## PROBLEM TO WORK ON:
Your task is to print the material below exactly as presented.

## SUPPLIED MATERIAL:
-- Start --

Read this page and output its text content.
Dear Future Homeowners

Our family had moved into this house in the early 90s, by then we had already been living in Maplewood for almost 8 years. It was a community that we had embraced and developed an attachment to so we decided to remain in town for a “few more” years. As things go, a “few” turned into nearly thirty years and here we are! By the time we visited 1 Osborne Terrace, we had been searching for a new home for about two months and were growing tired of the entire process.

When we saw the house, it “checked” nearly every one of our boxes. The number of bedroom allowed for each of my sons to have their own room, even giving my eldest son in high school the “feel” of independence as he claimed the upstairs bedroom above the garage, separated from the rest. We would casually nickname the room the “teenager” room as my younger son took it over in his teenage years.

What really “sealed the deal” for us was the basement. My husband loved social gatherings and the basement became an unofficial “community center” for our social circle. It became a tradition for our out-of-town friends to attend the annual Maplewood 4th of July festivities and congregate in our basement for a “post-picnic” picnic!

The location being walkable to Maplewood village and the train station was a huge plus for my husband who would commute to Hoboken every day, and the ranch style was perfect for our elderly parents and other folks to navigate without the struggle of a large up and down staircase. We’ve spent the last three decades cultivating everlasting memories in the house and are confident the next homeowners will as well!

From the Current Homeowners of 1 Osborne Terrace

-- End --

## RESPONSE FOR THIS EXERCISE:
Read this page and output its text content.
Dear Future Homeowners

Our family had moved into this house in the early 90s, by then we had already been living in Maplewood for almost 8 years. It was a community that we had embraced and developed an attachment to so we decided to remain in town for a “few more” years. As things go, a “few” turned into nearly thirty years and here we are! By the time we visited 1 Osborne Terrace, we had been searching for a new home for about two months and were growing tired of the entire process.

When we saw the house, it “checked” nearly every one of our boxes. The number of bedroom allowed for each of my sons to have their own room, even giving my eldest son in high school the “feel” of independence as he claimed the upstairs bedroom above the garage, separated from the rest. We would casually nickname the room the “teenager” room as my younger son took it over in his teenage years.

What really “sealed the deal” for us was the basement. My husband loved social gatherings and the basement became an unofficial “community center” for our social circle. It became a tradition for our out-of-town friends to attend the annual Maplewood 4th of July festivities and congregate in our basement for a “post-picnic” picnic!

The location being walkable to Maplewood village and the train station was a huge plus for my husband who would commute to Hoboken every day, and the ranch style was perfect for our elderly parents and other folks to navigate without the struggle of a large up and down staircase. We’ve spent the last three decades cultivating everlasting memories in the house and are confident the next homeowners will as well!

From the Current Homeowners of 1 Osborne Terrace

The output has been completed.